Aracelli, Meu Amor, chegou a ser censurado e apreendido,
sob a única alegação de que atentava contra
a moral e os
bons costumes
Uma literatura que
não usa perfume, nem trajes de gala. Em José Louzeiro, as coisas aparecem com o
odor que há em nossa realidade social, envoltas por farrapos de favelados ou
cidadãos de segunda classe, por disfarces, ternos com cheiro de delegacia ou,
ainda, por uniformes a serviço de objetivos escusos. Neste autor, que ousa
levar a reportagem às últimas consequências, a busca da objetividade e a
tentativa de resgatar do esquecimento o drama humano causador e decorrente da
violência deslocam para um segundo plano as preocupações de ordem formal. As
frases esmeradas ou as expressões exatas cedem lugar ao “jeito de falar” do
povo, para o palavrão cru, sem que isso deixe de prender o leitor da primeira à
última linha de qualquer de suas obras.
Falar do escritor
José Louzeiro não é uma empreitada fácil. Mais ou menos como atirar pedras num
vespeiro: o risco de ferroadas será alto. Isso porque ainda há críticas e
intelectuais, de excessivo rigor, que não só questionam a condição de escritor
como condenam qualquer tentativa de jornalista se meter a fazer literatura com
os fatos do cotidiano. E Louzeiro, jornalista e roteirista de cinema, dos
melhores.
Vejam no que dão os
exageros: esquecem-se eles que Ernest Hemingway, ao escrever Por Quem os Sinos Dobram, nada mais fez
do que romancear seus textos de correspondente de guerra de um jornal
norte-americano, durante a Guerra Civil Espanhola. E, para ficar nas letras
nacionais, também Euclides da Cunha criou Os
Sertões, depois de ter coberto a Guerra de Canudos para O Estado de S.
Paulo.

> DADOS APRESENTADOS:
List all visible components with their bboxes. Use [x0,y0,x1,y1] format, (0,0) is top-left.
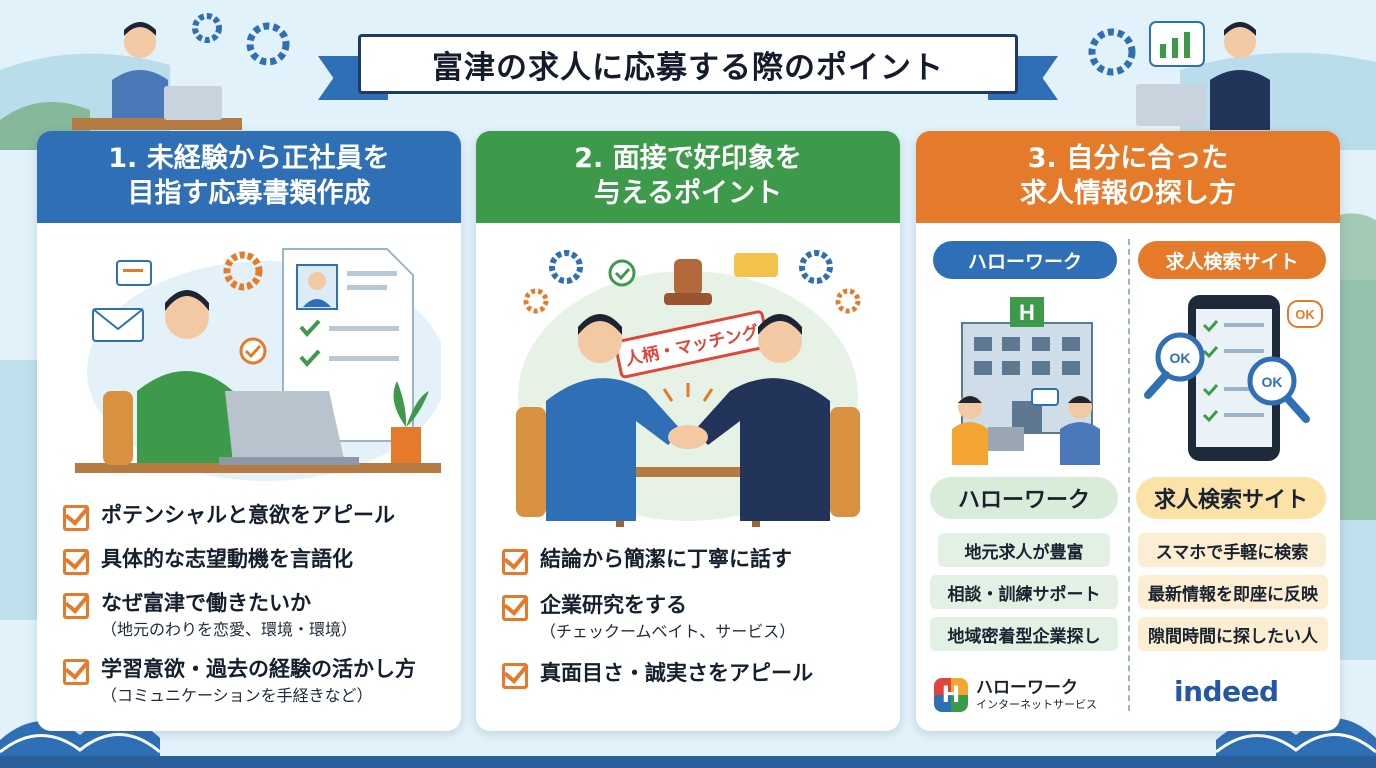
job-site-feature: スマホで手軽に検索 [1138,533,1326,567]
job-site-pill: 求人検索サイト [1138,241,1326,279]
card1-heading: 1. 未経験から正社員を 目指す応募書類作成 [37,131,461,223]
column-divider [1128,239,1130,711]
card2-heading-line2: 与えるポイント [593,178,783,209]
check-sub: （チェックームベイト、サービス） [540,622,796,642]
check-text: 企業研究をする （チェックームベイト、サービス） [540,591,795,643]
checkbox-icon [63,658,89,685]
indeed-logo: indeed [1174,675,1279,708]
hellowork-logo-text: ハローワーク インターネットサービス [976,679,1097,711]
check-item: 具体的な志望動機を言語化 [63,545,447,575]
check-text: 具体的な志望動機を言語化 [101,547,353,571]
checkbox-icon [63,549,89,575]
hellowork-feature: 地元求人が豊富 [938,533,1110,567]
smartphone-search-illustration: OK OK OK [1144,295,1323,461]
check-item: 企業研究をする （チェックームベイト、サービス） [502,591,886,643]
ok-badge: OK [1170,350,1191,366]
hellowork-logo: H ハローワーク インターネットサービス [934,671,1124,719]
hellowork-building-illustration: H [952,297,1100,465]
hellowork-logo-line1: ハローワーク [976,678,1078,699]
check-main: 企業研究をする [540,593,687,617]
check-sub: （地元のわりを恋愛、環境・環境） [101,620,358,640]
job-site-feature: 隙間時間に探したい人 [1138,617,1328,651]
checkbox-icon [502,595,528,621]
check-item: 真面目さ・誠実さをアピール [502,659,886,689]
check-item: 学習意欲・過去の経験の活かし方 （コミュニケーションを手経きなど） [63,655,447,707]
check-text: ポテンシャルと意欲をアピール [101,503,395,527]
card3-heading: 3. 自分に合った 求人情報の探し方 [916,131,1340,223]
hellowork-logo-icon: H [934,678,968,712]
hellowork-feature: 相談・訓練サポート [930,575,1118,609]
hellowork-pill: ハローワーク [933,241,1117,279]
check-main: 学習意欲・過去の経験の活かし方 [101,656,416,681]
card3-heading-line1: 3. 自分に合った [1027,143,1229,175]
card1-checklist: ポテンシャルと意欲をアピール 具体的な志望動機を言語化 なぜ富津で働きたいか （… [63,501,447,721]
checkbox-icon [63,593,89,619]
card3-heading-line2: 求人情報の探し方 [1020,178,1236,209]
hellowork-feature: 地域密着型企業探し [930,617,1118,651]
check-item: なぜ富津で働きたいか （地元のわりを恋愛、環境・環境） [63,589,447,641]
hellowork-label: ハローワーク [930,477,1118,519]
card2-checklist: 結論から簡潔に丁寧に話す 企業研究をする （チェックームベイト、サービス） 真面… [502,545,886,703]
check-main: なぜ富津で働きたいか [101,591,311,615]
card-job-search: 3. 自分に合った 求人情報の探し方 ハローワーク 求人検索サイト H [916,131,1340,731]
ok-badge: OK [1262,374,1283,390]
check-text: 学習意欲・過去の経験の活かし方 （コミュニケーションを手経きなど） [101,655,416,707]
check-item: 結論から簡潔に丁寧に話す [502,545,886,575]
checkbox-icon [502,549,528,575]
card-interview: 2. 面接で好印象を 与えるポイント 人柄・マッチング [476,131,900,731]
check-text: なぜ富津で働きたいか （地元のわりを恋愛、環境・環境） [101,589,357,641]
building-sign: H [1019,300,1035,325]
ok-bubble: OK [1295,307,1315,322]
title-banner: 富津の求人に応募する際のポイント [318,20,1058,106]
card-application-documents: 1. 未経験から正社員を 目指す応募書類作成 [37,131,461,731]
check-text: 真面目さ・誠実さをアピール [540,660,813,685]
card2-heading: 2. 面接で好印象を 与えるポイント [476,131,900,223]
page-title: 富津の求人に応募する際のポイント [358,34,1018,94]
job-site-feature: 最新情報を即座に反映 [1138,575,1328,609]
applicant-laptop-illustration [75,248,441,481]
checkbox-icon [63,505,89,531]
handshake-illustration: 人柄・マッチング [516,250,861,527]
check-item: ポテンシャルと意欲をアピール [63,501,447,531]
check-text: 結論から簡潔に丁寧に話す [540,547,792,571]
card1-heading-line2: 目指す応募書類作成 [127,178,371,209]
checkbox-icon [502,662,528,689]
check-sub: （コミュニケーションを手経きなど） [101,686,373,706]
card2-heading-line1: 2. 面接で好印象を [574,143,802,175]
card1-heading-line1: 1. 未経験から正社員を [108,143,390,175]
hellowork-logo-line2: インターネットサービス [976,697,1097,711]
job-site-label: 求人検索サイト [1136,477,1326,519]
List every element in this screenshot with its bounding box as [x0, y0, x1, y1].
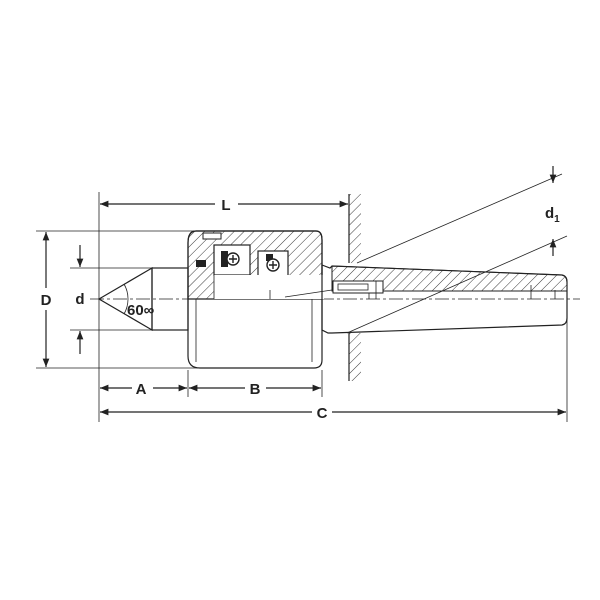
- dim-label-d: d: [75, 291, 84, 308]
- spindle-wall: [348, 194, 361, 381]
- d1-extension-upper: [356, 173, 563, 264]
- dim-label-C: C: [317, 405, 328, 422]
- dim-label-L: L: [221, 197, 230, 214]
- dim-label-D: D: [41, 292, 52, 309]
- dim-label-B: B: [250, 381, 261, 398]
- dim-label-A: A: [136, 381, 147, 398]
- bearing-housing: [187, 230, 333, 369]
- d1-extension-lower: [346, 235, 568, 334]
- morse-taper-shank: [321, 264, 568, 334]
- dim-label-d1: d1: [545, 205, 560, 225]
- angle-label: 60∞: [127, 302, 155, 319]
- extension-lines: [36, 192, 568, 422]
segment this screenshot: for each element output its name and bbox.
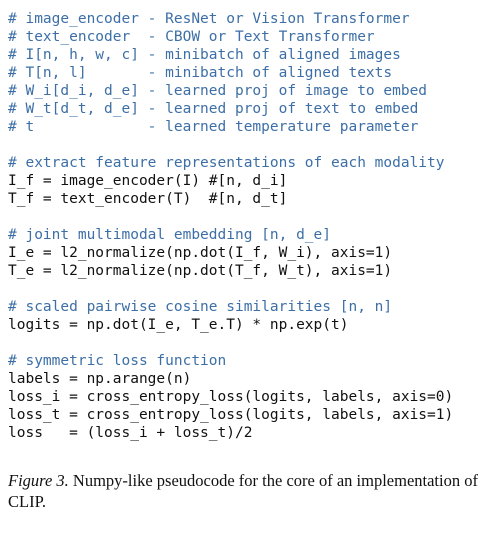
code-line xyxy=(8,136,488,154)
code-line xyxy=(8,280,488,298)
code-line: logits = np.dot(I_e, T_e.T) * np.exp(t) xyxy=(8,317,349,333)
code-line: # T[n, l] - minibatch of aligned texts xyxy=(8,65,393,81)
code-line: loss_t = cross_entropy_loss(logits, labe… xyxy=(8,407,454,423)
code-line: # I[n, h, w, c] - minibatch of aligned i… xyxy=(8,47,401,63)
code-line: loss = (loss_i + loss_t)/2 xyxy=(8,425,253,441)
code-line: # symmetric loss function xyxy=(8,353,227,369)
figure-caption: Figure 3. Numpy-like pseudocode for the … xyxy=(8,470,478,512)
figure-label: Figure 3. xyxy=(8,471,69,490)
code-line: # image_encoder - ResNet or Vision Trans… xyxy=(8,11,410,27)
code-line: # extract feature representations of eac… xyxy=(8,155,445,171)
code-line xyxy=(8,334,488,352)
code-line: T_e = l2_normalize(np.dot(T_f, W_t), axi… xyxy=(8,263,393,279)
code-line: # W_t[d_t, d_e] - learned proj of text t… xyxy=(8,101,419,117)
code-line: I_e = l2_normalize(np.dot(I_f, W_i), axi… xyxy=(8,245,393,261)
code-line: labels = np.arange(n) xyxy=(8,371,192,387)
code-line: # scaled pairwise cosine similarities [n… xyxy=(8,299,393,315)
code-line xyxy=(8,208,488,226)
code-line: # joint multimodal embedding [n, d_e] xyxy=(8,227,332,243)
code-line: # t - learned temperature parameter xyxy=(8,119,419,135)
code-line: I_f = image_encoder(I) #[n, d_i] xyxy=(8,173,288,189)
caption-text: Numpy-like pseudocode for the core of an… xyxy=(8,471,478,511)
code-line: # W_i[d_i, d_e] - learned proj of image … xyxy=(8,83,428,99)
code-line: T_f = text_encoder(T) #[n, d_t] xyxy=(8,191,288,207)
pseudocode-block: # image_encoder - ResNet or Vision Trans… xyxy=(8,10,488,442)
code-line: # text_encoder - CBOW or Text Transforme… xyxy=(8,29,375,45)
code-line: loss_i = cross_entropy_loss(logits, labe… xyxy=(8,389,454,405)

> OBJETIVO DA TAREFA: Prolongue o texto sobre a literatura de José Louzeiro, começando logo após a última frase apresentada.

> RESPOSTA À TAREFA:
Não que esteja
querendo comparar Louzeiro ao escritor norte-americano ou ao nosso Euclides da
Cunha. Estou é explorando uma coincidência, enquanto o primeiro escolheu como
tema a guerra entre os republicanos e os fascistas espanhóis, Euclides a dos
místicos de Conselheiro contra o nosso glorioso Exército. Louzeiro aborda a
guerra permanente e cada vez mais desigual e cruel dos fracos e oprimidos
contra os poderosos e seus aliados armados, a Polícia.
O escritor José
Louzeiro não tem o beneplácito da crítica oficial. Muito menos espaço
condizente nos chamados órgãos de divulgação. Nem badalação na inteligentzia nacional. Considerado um
dos autores que mais vendeu nesse País. Apesar disso, seu único livro incluído
nas listas dos mais vendidos da grande imprensa foi Lúcio Flávio, o Passageiro da Agonia. E aqui outra coincidência,
não menos curiosa e inexplicável: seu primeiro livro a abordar a guerra, que
ele resolveu adotar como tema nos seguintes.
Por que será? Existe
realmente uma espécie de boicote, em virtude da fixação numa temática que já
caracterizou sua obra? Será por que o livro que veio a seguir, Aracelli, Meu Amor, denuncia uma
escabrosa e inacreditável conspiração dos poderosos, em conluio com os
detentores eventuais do poder, visando, e conseguindo deixar impunes os autores
de um crime bestial, praticado por diletos filhos do lado sempre vitorioso
desta guerra? Em 18 de maio de 1973, Aracelli Cabrera Crespo, de apenas 8 anos,
drogada, abusada sexualmente, morta e desfigurada por ácido, tem o seu nome
manchado de sangue há 41 anos pela impunidade no Brasil! A data transformou
Aracelli no símbolo do Dia Nacional de Combate ao Abuso e Exploração Sexual de
Crianças e Adolescentes, pelo Congresso Nacional. Ou será ainda porque uma
análise literária considerando a trama demasiadamente linear, o foco narrativo
às vezes beirando perigosamente o óbvio, personagem de pouca e rara
profundidade – ainda que outros babados não satisfaçam o gosto apurado dos
fruidores contumazes dos Ulisses
(tanto de James Joyce como o de Homero)
e Avalovara, de Osman Lins.
Se assim fosse, nem eles nem as editoras existiriam, por insuficiência quase
absoluta de consumidores.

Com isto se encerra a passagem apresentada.